→ **CHALLENGE**: Collect all lines from the listing that include the string "hémisphères".

"""

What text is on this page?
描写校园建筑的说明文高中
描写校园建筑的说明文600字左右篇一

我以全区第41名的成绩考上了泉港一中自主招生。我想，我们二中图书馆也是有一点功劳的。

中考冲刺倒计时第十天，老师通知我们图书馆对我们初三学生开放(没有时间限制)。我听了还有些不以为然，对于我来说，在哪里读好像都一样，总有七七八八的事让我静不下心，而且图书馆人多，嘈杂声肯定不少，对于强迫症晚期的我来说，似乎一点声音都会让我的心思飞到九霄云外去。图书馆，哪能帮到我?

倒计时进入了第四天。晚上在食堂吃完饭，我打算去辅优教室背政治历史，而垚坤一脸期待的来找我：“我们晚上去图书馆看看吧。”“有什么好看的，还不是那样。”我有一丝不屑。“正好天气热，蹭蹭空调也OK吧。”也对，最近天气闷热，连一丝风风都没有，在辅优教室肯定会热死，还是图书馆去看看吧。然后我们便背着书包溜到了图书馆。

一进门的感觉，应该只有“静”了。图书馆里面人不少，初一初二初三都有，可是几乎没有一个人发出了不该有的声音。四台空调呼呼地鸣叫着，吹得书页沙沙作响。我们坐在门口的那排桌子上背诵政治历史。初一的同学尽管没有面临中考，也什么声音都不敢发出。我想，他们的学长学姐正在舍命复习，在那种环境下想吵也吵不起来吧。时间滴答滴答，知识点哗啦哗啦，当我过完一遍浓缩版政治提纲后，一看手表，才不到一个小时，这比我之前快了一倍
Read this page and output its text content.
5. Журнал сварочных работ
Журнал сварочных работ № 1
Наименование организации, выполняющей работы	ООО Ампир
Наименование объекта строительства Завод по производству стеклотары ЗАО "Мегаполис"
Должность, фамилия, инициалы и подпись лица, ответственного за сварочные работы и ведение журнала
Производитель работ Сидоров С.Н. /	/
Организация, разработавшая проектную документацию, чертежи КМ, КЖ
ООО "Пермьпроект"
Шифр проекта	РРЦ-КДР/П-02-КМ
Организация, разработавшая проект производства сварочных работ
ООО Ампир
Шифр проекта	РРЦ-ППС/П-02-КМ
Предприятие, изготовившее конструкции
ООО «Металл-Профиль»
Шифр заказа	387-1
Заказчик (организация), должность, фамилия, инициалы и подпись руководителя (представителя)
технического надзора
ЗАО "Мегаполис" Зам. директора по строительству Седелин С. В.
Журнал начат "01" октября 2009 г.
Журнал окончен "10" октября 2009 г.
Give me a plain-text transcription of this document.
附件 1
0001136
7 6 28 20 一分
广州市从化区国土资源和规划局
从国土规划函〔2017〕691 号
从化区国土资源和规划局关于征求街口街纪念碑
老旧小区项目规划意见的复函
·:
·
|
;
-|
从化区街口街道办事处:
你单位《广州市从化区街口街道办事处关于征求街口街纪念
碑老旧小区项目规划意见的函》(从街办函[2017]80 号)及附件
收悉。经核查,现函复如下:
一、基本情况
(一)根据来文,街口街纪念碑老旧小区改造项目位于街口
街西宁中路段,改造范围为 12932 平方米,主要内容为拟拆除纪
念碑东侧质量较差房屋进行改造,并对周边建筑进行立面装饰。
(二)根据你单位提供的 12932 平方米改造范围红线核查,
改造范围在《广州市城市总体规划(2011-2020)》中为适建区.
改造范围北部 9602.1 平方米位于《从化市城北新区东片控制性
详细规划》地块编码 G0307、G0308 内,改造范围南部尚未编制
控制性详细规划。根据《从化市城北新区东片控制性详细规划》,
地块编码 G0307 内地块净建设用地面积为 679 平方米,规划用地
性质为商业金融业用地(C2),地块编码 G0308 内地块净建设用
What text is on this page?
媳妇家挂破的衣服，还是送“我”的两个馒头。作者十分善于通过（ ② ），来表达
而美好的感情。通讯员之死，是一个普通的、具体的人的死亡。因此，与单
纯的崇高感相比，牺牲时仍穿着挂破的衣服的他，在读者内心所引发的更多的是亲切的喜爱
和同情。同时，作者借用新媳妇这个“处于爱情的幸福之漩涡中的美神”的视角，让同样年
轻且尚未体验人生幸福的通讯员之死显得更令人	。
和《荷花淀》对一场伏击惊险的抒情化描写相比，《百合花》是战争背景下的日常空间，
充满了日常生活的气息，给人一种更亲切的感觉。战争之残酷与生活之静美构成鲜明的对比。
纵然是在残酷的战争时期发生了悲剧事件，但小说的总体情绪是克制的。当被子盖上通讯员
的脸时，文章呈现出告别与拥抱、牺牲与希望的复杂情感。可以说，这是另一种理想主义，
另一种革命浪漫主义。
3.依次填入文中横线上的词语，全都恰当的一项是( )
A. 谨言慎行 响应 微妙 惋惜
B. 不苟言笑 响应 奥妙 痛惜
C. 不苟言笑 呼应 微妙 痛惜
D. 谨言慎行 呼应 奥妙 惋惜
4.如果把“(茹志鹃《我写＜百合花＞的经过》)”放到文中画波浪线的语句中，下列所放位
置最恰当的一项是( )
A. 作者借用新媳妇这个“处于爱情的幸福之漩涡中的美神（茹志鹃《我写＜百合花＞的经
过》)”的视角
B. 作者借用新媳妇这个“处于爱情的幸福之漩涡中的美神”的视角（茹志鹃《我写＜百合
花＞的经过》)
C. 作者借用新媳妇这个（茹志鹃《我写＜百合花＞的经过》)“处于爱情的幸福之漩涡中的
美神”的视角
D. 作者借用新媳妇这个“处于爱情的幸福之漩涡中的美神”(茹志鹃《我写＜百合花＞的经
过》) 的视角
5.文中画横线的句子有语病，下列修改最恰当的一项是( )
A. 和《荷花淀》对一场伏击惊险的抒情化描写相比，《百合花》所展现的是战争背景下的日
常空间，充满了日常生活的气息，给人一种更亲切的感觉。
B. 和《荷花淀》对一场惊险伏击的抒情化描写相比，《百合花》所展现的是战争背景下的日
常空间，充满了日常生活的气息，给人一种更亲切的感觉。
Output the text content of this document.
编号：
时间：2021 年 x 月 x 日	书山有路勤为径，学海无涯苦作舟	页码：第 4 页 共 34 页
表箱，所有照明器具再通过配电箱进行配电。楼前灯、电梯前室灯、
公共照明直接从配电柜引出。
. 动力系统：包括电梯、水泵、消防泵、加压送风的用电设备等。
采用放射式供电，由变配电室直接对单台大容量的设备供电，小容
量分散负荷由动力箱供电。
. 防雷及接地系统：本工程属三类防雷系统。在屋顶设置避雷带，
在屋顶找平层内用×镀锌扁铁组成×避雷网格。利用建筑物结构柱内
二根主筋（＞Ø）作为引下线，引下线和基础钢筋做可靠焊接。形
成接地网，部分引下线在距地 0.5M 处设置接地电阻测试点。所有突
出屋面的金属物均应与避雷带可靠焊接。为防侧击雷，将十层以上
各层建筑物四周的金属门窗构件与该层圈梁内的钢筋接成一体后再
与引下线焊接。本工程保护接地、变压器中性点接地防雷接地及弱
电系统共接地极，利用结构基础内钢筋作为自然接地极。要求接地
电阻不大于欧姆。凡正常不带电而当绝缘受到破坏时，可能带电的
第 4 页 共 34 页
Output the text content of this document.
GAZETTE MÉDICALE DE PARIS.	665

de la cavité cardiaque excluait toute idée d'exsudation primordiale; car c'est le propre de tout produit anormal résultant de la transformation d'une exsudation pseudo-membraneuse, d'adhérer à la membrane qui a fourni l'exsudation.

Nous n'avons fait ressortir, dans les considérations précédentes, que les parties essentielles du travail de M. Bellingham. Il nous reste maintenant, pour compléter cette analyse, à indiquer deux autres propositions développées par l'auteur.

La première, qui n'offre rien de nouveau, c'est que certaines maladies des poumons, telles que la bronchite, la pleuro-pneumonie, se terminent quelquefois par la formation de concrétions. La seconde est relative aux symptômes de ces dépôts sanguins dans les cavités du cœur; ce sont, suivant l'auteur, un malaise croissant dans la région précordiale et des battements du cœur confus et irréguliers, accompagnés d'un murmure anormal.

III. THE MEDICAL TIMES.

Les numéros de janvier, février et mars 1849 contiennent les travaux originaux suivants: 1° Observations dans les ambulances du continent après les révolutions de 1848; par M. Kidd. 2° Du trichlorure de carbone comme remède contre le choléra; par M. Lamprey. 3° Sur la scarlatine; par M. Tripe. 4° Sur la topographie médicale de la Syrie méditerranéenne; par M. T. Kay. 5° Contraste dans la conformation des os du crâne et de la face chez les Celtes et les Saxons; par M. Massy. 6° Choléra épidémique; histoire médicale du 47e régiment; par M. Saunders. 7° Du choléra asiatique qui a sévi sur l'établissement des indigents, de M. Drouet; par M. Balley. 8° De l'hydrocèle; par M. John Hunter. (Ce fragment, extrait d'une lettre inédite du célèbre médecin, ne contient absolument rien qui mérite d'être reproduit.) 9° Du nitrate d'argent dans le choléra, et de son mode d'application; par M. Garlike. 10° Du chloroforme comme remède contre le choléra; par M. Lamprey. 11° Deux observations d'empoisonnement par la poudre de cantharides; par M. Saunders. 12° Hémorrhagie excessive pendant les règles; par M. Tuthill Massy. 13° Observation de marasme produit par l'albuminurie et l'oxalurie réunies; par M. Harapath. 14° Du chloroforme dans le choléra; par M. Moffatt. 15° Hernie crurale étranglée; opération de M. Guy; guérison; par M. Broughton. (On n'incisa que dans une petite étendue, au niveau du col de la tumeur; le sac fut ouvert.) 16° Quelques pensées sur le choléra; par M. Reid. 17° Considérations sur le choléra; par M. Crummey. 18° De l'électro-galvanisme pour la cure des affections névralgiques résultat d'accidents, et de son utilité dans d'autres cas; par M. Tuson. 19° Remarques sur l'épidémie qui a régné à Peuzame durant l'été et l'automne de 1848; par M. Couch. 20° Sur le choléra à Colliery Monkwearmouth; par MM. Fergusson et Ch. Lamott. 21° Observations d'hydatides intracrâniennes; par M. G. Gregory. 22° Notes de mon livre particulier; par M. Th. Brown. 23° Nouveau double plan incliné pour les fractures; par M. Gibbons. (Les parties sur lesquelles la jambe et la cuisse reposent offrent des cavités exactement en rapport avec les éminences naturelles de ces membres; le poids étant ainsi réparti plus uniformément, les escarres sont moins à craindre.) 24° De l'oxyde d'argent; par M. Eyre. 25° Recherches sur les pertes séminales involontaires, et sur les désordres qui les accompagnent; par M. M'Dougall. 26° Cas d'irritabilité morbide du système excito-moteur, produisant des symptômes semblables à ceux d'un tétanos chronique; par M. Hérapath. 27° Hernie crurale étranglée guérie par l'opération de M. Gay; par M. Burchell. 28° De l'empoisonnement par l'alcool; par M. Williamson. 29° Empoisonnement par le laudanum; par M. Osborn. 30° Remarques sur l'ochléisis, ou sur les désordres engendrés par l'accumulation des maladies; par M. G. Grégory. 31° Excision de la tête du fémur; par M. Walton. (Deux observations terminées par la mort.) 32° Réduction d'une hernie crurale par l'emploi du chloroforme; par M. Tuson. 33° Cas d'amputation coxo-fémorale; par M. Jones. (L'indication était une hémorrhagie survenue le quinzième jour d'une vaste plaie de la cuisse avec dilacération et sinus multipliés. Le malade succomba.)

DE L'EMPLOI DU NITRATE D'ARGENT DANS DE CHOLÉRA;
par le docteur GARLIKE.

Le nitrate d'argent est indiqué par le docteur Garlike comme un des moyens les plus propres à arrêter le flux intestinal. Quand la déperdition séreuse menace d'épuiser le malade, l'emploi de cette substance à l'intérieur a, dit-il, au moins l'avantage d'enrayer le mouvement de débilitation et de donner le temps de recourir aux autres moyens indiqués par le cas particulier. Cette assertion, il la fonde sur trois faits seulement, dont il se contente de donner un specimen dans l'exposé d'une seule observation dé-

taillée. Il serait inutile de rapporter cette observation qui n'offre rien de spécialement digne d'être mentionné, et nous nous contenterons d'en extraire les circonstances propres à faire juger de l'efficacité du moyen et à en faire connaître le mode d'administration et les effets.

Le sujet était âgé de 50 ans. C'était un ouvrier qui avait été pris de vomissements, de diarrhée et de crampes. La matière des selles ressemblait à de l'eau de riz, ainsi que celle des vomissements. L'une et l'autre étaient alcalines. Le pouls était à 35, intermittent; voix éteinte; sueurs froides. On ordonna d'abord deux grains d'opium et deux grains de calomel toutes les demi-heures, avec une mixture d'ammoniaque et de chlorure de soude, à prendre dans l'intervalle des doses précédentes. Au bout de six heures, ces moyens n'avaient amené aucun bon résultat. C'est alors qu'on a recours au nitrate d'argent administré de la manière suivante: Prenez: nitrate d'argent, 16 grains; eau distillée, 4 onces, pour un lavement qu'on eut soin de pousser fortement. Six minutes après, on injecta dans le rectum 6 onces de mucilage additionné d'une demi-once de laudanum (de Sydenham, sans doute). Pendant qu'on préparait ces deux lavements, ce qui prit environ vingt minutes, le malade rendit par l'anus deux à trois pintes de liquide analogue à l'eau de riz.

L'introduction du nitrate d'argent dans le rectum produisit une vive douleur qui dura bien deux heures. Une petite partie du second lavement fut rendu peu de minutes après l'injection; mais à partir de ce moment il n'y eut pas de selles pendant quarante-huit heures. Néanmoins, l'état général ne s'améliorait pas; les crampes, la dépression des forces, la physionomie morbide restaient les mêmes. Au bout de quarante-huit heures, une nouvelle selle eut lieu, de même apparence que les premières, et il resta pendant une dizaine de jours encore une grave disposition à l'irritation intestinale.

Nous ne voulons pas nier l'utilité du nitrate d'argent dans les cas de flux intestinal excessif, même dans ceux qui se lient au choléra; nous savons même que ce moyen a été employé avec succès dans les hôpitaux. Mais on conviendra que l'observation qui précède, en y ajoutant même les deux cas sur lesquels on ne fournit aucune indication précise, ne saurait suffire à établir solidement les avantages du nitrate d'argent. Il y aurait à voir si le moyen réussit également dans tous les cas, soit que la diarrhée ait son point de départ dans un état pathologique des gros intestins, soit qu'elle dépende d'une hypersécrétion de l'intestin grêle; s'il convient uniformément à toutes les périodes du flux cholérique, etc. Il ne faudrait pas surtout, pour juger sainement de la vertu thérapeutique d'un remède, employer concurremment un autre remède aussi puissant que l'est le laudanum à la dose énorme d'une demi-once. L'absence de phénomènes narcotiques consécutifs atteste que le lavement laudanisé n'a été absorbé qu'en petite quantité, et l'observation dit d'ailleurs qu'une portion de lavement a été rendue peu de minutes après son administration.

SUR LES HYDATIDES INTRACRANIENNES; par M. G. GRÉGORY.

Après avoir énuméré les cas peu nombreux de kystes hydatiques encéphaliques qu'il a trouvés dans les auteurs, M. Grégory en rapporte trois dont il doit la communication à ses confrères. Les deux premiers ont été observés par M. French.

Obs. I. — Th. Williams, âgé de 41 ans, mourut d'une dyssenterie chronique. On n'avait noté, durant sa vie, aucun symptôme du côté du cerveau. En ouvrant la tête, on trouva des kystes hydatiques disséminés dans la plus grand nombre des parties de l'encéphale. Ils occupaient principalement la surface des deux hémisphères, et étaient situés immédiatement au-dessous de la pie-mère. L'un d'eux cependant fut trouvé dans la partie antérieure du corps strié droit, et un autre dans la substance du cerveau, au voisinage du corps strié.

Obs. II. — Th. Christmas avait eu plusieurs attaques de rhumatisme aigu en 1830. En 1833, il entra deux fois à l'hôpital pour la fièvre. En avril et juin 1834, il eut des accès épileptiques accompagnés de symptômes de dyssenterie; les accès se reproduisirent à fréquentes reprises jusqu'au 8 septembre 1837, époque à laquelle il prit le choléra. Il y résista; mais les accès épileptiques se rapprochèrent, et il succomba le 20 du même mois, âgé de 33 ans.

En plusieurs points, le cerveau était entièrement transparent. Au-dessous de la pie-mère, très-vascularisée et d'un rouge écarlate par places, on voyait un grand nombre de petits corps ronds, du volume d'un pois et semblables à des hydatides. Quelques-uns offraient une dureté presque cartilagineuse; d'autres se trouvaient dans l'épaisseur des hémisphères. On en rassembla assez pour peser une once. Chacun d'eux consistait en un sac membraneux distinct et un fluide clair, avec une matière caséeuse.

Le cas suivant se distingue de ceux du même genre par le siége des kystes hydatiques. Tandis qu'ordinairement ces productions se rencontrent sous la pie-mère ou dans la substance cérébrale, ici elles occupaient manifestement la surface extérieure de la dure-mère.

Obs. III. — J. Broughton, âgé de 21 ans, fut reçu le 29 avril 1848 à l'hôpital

"""

→ **TASK ANSWER**:
Obs. I. — Th. Williams, âgé de 41 ans, mourut d'une dyssenterie chronique. On n'avait noté, durant sa vie, aucun symptôme du côté du cerveau. En ouvrant la tête, on trouva des kystes hydatiques disséminés dans la plus grand nombre des parties de l'encéphale. Ils occupaient principalement la surface des deux hémisphères, et étaient situés immédiatement au-dessous de la pie-mère. L'un d'eux cependant fut trouvé dans la partie antérieure du corps strié droit, et un autre dans la substance du cerveau, au voisinage du corps strié.
En plusieurs points, le cerveau était entièrement transparent. Au-dessous de la pie-mère, très-vascularisée et d'un rouge écarlate par places, on voyait un grand nombre de petits corps ronds, du volume d'un pois et semblables à des hydatides. Quelques-uns offraient une dureté presque cartilagineuse; d'autres se trouvaient dans l'épaisseur des hémisphères. On en rassembla assez pour peser une once. Chacun d'eux consistait en un sac membraneux distinct et un fluide clair, avec une matière caséeuse.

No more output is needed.